• [Your instructions] Scan the data below. Pull out each line where "studies" occurs.

• [Available data]
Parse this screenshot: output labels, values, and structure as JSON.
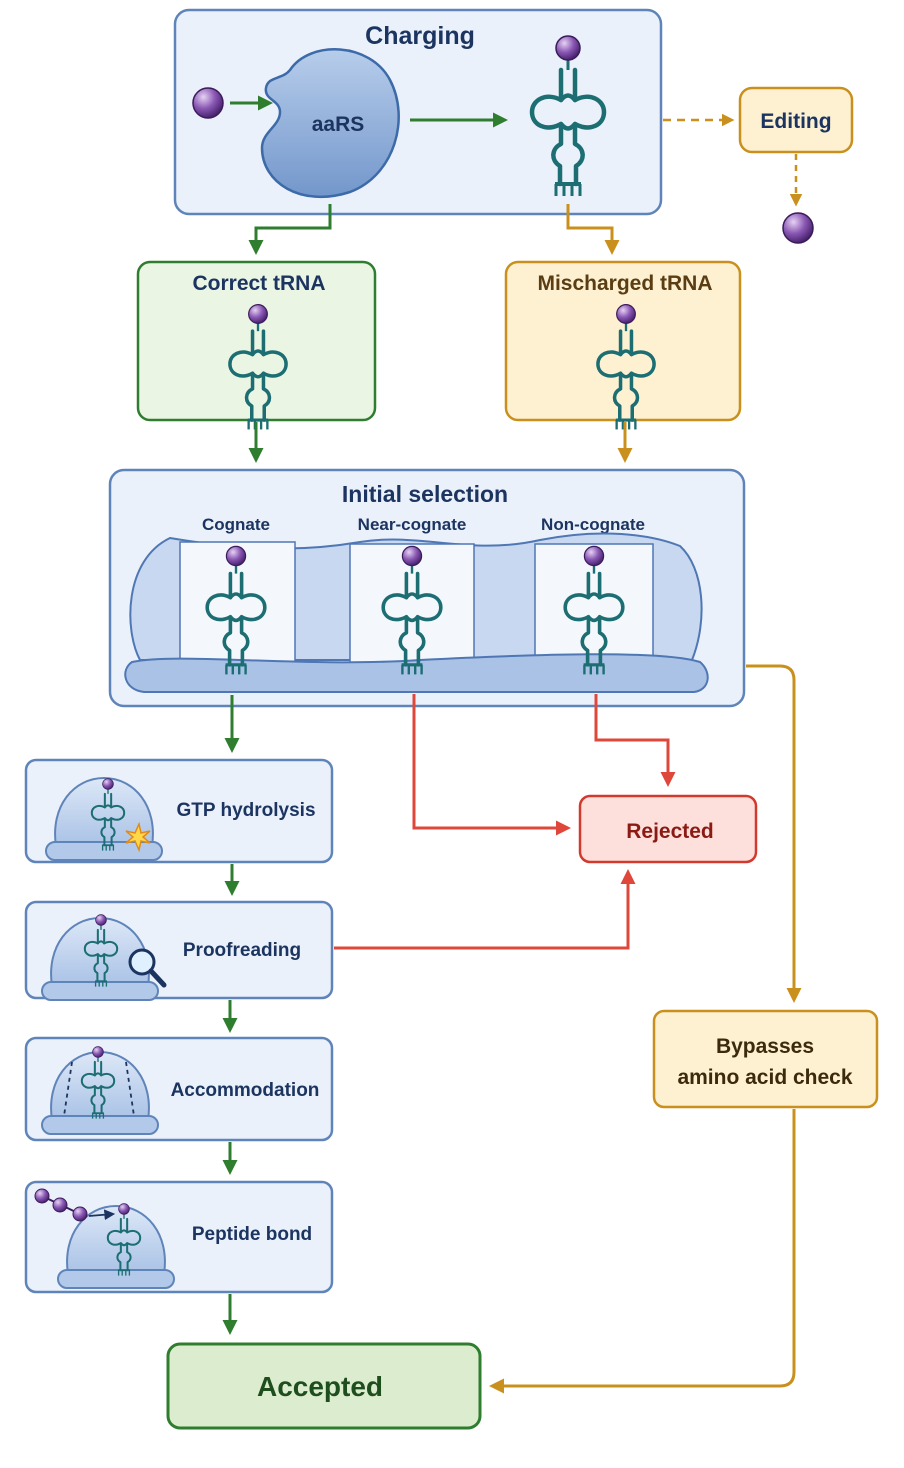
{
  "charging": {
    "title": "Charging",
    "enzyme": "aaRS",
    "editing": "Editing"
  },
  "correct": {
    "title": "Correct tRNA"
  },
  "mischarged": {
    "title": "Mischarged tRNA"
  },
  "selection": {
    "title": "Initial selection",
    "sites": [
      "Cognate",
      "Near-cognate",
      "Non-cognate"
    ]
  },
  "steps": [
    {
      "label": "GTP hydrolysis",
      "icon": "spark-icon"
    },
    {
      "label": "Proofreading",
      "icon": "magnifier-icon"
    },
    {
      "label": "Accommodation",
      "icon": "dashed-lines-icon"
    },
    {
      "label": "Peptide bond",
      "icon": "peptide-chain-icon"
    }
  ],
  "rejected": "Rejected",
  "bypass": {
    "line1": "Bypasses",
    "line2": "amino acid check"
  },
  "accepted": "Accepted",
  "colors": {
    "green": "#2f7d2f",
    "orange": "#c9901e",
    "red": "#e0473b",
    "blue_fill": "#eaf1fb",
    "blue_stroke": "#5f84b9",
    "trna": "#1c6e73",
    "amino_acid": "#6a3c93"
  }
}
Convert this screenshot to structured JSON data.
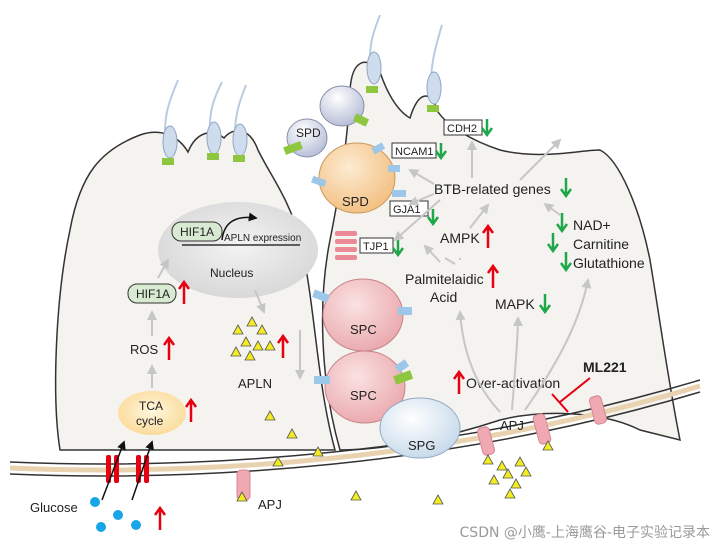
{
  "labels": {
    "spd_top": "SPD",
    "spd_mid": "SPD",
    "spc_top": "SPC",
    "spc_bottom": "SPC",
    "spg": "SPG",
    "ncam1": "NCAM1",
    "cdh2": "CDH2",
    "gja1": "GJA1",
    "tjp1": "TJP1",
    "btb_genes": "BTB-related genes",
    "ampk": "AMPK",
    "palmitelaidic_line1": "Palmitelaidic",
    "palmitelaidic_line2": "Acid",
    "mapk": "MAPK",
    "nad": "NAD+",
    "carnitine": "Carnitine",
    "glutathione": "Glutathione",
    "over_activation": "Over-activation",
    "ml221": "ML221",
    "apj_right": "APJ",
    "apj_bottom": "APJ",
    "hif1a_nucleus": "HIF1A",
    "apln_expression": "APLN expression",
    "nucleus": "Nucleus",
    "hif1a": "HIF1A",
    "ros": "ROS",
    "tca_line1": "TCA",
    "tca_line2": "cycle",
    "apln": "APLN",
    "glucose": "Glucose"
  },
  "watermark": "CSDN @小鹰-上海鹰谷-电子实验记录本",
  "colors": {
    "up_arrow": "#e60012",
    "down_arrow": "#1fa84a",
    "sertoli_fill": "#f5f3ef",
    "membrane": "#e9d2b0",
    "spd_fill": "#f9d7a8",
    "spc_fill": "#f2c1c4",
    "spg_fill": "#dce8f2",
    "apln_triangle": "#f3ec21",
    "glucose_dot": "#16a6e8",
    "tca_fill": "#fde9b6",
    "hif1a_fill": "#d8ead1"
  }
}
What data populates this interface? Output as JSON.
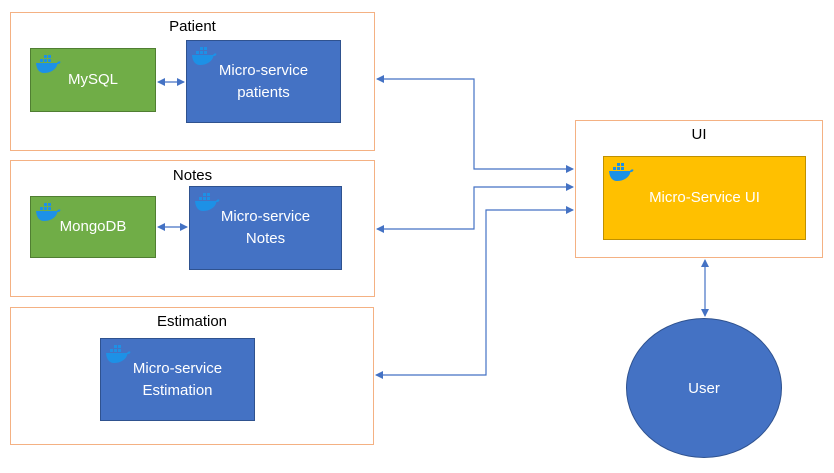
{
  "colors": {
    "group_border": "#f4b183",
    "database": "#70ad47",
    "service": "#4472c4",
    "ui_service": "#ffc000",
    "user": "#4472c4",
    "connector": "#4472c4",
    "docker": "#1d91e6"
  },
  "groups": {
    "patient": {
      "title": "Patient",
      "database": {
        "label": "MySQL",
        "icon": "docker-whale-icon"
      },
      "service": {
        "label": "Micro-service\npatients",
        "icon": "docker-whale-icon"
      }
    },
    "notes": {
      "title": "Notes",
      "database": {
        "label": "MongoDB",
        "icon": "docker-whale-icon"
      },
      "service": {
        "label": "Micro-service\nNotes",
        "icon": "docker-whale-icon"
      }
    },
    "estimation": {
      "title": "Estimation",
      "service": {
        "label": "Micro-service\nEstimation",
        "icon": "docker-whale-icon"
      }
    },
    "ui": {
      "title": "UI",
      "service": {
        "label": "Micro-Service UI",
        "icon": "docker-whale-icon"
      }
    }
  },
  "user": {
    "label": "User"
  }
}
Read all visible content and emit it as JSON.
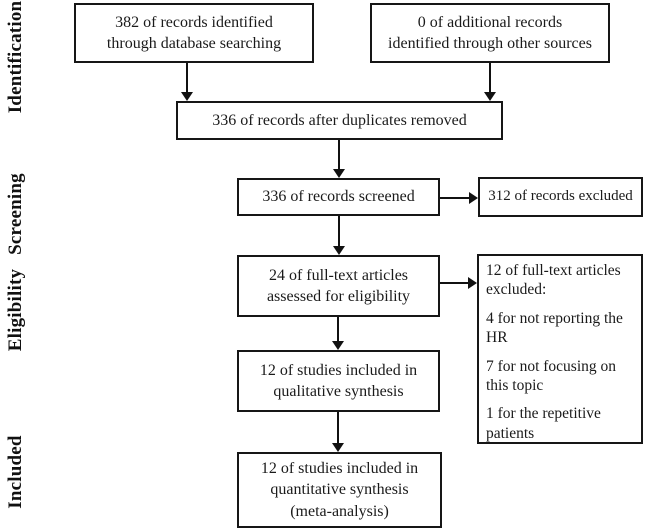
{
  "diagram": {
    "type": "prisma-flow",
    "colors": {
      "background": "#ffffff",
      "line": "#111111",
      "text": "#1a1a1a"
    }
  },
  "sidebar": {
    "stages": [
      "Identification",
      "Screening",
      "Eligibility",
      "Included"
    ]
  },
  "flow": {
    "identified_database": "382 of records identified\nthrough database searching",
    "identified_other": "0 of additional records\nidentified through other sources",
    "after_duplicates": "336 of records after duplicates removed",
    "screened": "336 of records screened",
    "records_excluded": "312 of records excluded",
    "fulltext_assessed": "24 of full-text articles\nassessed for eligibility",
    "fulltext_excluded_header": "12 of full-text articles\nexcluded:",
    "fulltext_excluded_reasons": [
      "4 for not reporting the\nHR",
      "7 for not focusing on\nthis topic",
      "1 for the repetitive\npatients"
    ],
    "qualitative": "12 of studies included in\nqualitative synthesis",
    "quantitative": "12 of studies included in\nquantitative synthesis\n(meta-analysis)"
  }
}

• [Solution to this exercise]
    "qualitative": "12 of studies included in\nqualitative synthesis",
    "quantitative": "12 of studies included in\nquantitative synthesis\n(meta-analysis)"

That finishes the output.